* [Activity]: Copy out every record that follows, word for word.

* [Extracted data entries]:

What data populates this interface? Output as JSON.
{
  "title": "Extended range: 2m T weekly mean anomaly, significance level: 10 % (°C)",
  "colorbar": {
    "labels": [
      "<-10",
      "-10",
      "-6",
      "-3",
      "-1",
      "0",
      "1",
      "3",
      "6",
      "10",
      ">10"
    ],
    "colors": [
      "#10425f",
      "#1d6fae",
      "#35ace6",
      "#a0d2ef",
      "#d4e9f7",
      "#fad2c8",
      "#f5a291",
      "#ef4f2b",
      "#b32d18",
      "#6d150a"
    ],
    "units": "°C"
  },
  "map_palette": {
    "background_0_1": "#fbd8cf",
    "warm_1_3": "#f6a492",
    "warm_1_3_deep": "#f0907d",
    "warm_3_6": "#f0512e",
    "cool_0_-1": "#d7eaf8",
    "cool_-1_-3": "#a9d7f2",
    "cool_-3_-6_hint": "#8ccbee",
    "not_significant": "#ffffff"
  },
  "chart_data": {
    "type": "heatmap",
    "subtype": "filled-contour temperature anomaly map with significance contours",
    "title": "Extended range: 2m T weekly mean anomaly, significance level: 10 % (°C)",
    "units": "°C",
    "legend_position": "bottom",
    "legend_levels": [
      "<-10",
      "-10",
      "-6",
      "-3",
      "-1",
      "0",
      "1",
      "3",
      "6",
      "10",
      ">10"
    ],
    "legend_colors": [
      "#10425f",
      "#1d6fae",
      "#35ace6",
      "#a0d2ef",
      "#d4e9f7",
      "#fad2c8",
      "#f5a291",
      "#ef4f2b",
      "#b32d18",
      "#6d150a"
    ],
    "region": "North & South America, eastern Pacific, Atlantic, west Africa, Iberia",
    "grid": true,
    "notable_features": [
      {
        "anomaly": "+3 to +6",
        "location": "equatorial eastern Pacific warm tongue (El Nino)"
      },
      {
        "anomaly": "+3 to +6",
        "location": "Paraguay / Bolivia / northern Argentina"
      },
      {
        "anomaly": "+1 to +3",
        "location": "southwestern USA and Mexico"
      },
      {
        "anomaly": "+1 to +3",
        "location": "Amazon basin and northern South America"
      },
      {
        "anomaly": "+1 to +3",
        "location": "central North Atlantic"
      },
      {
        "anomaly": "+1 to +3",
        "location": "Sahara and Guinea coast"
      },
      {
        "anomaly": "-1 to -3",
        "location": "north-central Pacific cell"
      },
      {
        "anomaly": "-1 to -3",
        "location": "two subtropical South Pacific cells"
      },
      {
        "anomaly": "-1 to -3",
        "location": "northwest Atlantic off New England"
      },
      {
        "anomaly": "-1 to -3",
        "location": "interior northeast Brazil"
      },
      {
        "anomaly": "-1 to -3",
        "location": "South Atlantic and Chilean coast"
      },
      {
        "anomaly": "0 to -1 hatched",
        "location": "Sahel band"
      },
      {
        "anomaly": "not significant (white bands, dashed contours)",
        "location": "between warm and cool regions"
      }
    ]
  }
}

* [Exercise answer]:
What data populates this interface? Output as JSON.
{
  "title": "Extended range: 2m T weekly mean anomaly, significance level: 10 % (°C)",
  "colorbar": {
    "labels": [
      "<-10",
      "-10",
      "-6",
      "-3",
      "-1",
      "0",
      "1",
      "3",
      "6",
      "10",
      ">10"
    ],
    "colors": [
      "#10425f",
      "#1d6fae",
      "#35ace6",
      "#a0d2ef",
      "#d4e9f7",
      "#fad2c8",
      "#f5a291",
      "#ef4f2b",
      "#b32d18",
      "#6d150a"
    ],
    "units": "°C"
  },
  "map_palette": {
    "background_0_1": "#fbd8cf",
    "warm_1_3": "#f6a492",
    "warm_1_3_deep": "#f0907d",
    "warm_3_6": "#f0512e",
    "cool_0_-1": "#d7eaf8",
    "cool_-1_-3": "#a9d7f2",
    "cool_-3_-6_hint": "#8ccbee",
    "not_significant": "#ffffff"
  },
  "chart_data": {
    "type": "heatmap",
    "subtype": "filled-contour temperature anomaly map with significance contours",
    "title": "Extended range: 2m T weekly mean anomaly, significance level: 10 % (°C)",
    "units": "°C",
    "legend_position": "bottom",
    "legend_levels": [
      "<-10",
      "-10",
      "-6",
      "-3",
      "-1",
      "0",
      "1",
      "3",
      "6",
      "10",
      ">10"
    ],
    "legend_colors": [
      "#10425f",
      "#1d6fae",
      "#35ace6",
      "#a0d2ef",
      "#d4e9f7",
      "#fad2c8",
      "#f5a291",
      "#ef4f2b",
      "#b32d18",
      "#6d150a"
    ],
    "region": "North & South America, eastern Pacific, Atlantic, west Africa, Iberia",
    "grid": true,
    "notable_features": [
      {
        "anomaly": "+3 to +6",
        "location": "equatorial eastern Pacific warm tongue (El Nino)"
      },
      {
        "anomaly": "+3 to +6",
        "location": "Paraguay / Bolivia / northern Argentina"
      },
      {
        "anomaly": "+1 to +3",
        "location": "southwestern USA and Mexico"
      },
      {
        "anomaly": "+1 to +3",
        "location": "Amazon basin and northern South America"
      },
      {
        "anomaly": "+1 to +3",
        "location": "central North Atlantic"
      },
      {
        "anomaly": "+1 to +3",
        "location": "Sahara and Guinea coast"
      },
      {
        "anomaly": "-1 to -3",
        "location": "north-central Pacific cell"
      },
      {
        "anomaly": "-1 to -3",
        "location": "two subtropical South Pacific cells"
      },
      {
        "anomaly": "-1 to -3",
        "location": "northwest Atlantic off New England"
      },
      {
        "anomaly": "-1 to -3",
        "location": "interior northeast Brazil"
      },
      {
        "anomaly": "-1 to -3",
        "location": "South Atlantic and Chilean coast"
      },
      {
        "anomaly": "0 to -1 hatched",
        "location": "Sahel band"
      },
      {
        "anomaly": "not significant (white bands, dashed contours)",
        "location": "between warm and cool regions"
      }
    ]
  }
}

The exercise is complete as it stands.